Below is a listing to write out in full, exactly as given, without its pictures.

┌──

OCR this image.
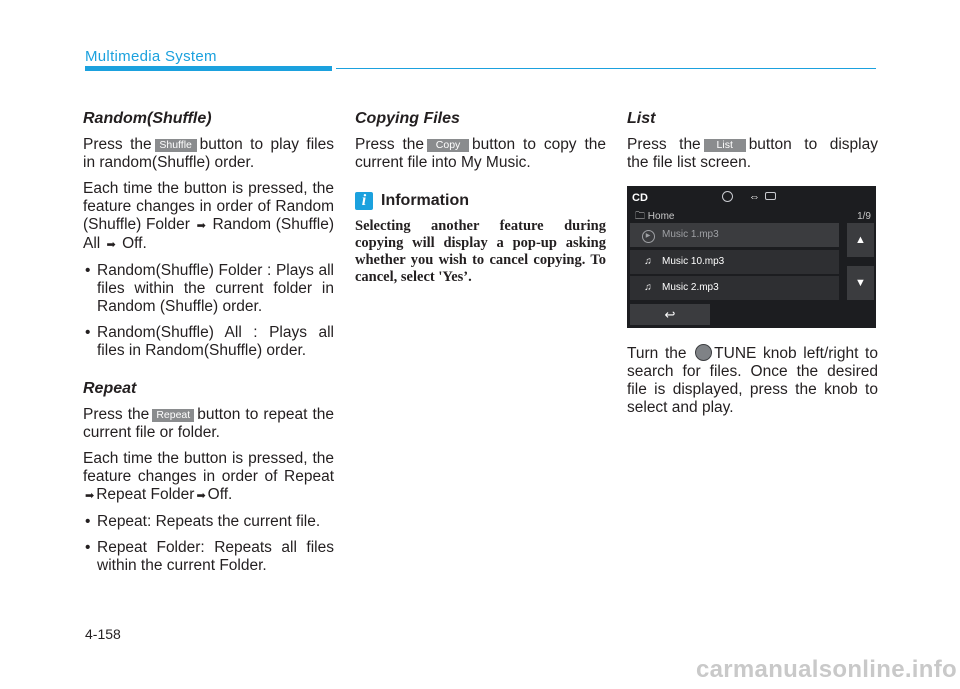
Multimedia System
Random(Shuffle)

Press the Shuffle button to play files in random(Shuffle) order.

Each time the button is pressed, the feature changes in order of Random (Shuffle) Folder ➡ Random (Shuffle) All ➡ Off.

• Random(Shuffle) Folder : Plays all files within the current folder in Random (Shuffle) order.
• Random(Shuffle) All : Plays all files in Random(Shuffle) order.
Repeat

Press the Repeat button to repeat the current file or folder.

Each time the button is pressed, the feature changes in order of Repeat ➡ Repeat Folder ➡ Off.

• Repeat: Repeats the current file.
• Repeat Folder: Repeats all files within the current Folder.
Copying Files

Press the Copy button to copy the current file into My Music.

i Information

Selecting another feature during copying will display a pop-up asking whether you wish to cancel copying. To cancel, select 'Yes’.

List

Press the List button to display the file list screen.

CD	⇔
🗀 Home	1/9
▶	Music 1.mp3
♫	Music 10.mp3
♫	Music 2.mp3
▲
▼
↩

Turn the TUNE knob left/right to search for files. Once the desired file is displayed, press the knob to select and play.

4-158
carmanualsonline.info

└──

Output below
OCR this image.
Multimedia System
Random(Shuffle)

Press the Shuffle button to play files in random(Shuffle) order.

Each time the button is pressed, the feature changes in order of Random (Shuffle) Folder ➡ Random (Shuffle) All ➡ Off.

• Random(Shuffle) Folder : Plays all files within the current folder in Random (Shuffle) order.
• Random(Shuffle) All : Plays all files in Random(Shuffle) order.
Repeat

Press the Repeat button to repeat the current file or folder.

Each time the button is pressed, the feature changes in order of Repeat ➡ Repeat Folder ➡ Off.

• Repeat: Repeats the current file.
• Repeat Folder: Repeats all files within the current Folder.
Copying Files

Press the Copy button to copy the current file into My Music.

i Information

Selecting another feature during copying will display a pop-up asking whether you wish to cancel copying. To cancel, select 'Yes’.

List

Press the List button to display the file list screen.

CD	⇔
🗀 Home	1/9
▶	Music 1.mp3
♫	Music 10.mp3
♫	Music 2.mp3
▲
▼
↩

Turn the TUNE knob left/right to search for files. Once the desired file is displayed, press the knob to select and play.

4-158
carmanualsonline.info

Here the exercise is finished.